### Provided information ###

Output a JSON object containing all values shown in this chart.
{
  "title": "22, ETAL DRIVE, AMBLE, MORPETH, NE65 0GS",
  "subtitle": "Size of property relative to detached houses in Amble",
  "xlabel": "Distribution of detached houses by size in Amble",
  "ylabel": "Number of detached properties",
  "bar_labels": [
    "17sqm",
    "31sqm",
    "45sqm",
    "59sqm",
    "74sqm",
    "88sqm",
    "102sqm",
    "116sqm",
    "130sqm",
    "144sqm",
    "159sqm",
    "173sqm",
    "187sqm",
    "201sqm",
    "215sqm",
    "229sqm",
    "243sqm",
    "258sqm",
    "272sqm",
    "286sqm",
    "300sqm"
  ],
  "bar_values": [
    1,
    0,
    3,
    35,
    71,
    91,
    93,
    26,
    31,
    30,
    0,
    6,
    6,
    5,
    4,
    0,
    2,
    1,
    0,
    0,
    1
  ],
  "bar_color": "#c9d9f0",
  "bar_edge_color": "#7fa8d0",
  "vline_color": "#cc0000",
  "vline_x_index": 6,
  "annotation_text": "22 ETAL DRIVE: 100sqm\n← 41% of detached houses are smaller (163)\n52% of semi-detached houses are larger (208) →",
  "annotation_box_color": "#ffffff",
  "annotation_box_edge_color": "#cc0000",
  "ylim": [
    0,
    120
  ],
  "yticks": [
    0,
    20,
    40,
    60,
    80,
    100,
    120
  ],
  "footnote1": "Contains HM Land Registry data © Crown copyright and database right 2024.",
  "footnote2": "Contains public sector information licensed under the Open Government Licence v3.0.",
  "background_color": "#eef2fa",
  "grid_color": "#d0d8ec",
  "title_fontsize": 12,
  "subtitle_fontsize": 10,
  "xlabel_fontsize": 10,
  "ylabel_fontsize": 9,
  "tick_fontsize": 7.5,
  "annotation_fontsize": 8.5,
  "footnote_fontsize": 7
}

###
### Provided information ###

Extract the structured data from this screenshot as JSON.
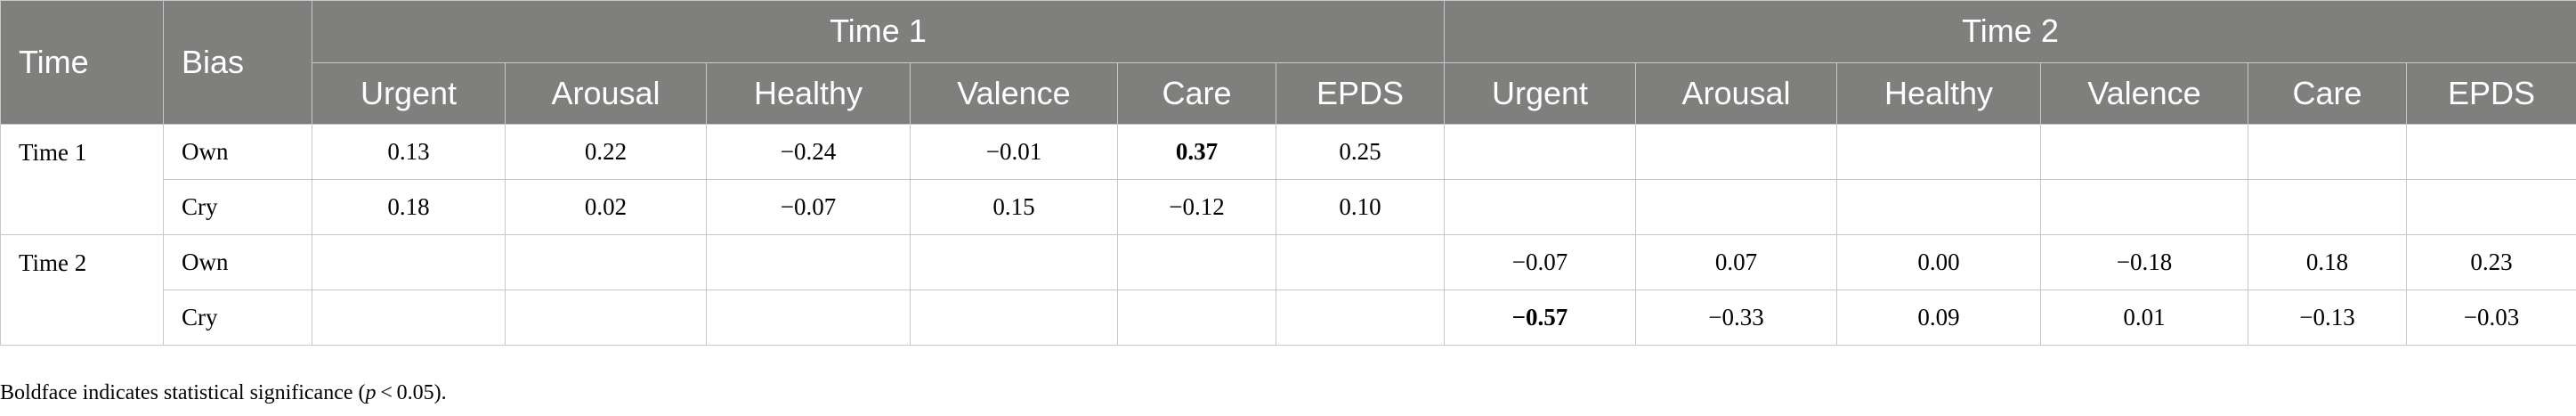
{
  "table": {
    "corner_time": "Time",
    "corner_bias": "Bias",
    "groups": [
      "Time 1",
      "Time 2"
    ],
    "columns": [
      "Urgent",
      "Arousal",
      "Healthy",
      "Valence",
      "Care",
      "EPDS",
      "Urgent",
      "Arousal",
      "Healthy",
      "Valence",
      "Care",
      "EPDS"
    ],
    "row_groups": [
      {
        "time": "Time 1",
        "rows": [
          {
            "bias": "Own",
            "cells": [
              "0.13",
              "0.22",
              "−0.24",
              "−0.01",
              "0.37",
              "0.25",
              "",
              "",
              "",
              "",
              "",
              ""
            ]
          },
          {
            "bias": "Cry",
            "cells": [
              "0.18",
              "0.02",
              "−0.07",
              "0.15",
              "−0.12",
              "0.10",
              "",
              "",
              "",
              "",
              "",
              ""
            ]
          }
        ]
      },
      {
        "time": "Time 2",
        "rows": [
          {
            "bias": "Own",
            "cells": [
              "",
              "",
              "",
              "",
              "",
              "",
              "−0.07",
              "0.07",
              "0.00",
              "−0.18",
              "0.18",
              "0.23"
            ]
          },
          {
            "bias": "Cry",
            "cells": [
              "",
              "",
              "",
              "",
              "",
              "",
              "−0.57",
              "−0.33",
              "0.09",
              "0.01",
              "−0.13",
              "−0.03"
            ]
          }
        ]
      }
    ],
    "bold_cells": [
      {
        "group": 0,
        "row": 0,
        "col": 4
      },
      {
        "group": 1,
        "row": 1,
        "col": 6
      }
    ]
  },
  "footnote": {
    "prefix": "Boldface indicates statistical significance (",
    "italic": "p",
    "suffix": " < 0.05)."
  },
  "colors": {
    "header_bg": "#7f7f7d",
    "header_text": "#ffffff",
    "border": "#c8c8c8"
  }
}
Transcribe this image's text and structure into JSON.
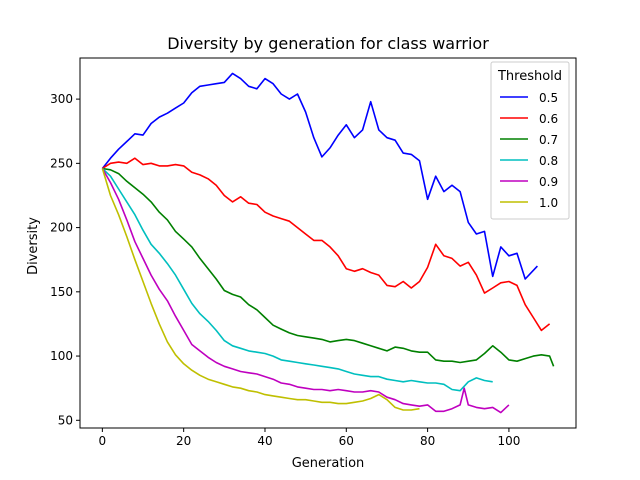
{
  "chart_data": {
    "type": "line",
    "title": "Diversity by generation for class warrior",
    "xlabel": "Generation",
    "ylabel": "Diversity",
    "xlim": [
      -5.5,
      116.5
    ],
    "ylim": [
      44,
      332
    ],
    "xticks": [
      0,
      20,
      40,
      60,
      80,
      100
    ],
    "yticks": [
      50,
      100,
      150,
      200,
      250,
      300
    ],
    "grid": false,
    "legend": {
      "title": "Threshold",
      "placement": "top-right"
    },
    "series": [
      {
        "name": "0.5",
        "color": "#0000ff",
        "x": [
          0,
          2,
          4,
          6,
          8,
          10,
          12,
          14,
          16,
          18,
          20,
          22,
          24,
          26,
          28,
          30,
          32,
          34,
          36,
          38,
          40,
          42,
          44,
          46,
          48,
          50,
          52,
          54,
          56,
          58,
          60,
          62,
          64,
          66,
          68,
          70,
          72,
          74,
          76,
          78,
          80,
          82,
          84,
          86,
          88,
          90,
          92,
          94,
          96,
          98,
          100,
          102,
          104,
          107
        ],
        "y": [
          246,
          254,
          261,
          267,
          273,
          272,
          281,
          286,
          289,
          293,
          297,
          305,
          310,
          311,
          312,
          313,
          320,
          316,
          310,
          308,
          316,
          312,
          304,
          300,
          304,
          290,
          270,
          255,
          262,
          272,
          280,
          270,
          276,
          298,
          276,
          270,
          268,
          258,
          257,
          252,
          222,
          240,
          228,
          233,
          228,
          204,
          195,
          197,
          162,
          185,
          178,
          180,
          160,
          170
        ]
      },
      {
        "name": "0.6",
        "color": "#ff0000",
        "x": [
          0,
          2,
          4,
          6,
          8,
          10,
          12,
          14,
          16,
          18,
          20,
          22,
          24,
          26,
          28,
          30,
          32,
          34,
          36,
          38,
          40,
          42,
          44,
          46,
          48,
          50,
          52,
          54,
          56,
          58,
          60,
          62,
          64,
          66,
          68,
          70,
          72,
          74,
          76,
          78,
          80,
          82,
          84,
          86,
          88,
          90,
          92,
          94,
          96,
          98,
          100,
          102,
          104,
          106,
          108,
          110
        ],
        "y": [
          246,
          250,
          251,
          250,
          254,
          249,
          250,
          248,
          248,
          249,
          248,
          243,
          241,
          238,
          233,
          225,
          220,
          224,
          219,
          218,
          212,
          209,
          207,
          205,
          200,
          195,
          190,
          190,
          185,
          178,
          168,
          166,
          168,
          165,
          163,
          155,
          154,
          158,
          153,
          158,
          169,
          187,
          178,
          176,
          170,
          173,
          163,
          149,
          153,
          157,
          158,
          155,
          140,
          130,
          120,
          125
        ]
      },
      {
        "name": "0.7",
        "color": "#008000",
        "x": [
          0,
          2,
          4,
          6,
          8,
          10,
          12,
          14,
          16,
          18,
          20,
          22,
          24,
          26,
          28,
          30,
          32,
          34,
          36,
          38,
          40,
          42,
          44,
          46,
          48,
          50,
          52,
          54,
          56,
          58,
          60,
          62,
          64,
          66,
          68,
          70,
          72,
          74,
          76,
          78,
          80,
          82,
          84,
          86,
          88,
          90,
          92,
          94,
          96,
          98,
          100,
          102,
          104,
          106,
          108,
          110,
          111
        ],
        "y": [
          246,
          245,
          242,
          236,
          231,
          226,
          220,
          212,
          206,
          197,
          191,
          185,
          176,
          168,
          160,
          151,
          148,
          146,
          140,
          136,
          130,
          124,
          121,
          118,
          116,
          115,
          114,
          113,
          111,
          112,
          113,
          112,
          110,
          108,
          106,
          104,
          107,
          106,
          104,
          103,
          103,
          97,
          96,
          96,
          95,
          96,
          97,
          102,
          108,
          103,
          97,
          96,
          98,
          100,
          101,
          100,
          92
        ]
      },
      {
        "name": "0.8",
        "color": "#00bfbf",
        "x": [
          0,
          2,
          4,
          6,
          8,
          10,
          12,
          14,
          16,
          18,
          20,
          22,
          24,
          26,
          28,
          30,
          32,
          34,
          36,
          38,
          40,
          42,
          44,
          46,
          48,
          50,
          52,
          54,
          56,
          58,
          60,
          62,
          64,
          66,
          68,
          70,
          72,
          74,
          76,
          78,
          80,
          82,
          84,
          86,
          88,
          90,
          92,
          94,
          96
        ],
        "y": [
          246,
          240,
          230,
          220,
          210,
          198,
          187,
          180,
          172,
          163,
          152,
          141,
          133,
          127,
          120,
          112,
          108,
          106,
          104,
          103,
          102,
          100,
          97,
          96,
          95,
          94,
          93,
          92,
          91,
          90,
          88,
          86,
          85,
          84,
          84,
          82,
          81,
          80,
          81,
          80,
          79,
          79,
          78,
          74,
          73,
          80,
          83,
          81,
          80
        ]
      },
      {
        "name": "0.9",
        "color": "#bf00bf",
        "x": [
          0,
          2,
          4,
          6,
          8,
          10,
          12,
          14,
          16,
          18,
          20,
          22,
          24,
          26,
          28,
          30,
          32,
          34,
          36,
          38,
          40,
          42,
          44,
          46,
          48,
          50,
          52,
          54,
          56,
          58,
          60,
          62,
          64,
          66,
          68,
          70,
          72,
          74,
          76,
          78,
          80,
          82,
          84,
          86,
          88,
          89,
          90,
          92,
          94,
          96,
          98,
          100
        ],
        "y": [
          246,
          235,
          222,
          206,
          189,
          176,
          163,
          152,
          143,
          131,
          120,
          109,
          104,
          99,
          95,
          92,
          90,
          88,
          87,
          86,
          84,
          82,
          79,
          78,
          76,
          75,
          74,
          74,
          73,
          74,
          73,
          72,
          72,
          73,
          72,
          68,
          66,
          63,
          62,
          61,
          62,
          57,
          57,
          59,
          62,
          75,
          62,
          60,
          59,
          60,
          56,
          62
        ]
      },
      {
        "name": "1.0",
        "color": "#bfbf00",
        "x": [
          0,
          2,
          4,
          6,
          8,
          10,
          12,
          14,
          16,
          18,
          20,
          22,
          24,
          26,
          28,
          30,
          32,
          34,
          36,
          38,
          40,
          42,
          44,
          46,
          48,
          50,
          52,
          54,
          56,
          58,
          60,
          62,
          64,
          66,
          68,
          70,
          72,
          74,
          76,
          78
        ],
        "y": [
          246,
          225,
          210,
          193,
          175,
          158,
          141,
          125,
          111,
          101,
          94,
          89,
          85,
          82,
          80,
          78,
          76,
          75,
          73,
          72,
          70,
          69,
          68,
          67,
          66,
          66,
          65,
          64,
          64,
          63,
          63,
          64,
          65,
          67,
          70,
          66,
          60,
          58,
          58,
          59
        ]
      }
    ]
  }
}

###

Task statement: Check each line of the data above for the string "Diversity", then report how many lines have it, with no other words.

Answer to the exercise: 2